*Problem details*: Tally the lines holding "this" and state only that figure.

*Input rows*:
"""
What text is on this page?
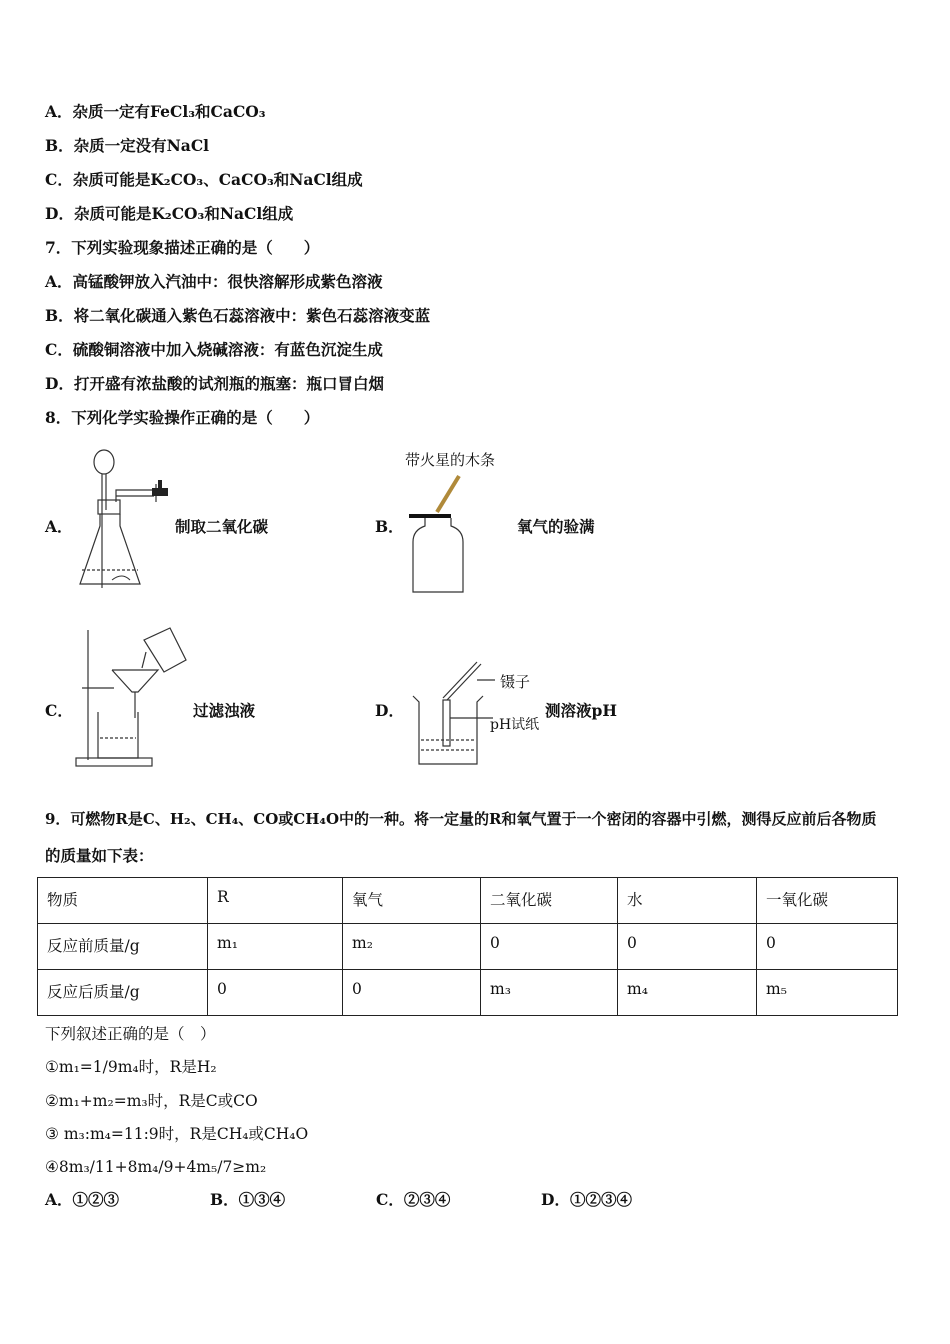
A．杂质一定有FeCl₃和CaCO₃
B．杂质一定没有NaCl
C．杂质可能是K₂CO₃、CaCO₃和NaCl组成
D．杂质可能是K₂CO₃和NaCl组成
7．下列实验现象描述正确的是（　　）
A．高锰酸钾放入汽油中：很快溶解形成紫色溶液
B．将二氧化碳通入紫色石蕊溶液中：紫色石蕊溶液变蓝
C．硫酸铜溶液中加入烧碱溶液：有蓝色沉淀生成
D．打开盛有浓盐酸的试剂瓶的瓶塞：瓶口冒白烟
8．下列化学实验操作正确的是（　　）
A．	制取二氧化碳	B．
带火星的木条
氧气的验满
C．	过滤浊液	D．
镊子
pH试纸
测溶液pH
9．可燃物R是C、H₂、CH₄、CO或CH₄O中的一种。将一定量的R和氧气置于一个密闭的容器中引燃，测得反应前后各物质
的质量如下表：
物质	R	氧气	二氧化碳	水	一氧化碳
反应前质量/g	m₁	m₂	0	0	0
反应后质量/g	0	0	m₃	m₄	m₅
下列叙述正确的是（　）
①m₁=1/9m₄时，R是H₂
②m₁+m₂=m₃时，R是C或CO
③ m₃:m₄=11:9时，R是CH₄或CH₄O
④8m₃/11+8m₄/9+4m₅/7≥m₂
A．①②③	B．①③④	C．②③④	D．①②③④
"""
"""
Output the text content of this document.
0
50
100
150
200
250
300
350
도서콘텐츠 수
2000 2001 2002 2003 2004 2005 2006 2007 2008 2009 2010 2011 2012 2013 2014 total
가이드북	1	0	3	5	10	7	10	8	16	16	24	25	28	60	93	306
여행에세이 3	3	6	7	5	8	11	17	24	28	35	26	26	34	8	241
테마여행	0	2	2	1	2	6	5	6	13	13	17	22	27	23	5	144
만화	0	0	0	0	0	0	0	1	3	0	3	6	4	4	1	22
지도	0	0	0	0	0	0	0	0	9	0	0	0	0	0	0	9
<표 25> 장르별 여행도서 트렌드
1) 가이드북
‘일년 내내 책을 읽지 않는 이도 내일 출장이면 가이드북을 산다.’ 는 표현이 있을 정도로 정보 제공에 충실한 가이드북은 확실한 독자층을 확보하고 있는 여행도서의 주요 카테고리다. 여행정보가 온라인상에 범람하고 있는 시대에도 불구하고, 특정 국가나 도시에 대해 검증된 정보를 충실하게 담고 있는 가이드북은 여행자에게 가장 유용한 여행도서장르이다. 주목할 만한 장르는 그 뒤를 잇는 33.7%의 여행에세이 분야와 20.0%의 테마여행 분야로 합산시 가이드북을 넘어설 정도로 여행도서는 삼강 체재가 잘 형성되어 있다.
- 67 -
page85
"""
*Output of the exercise*: 2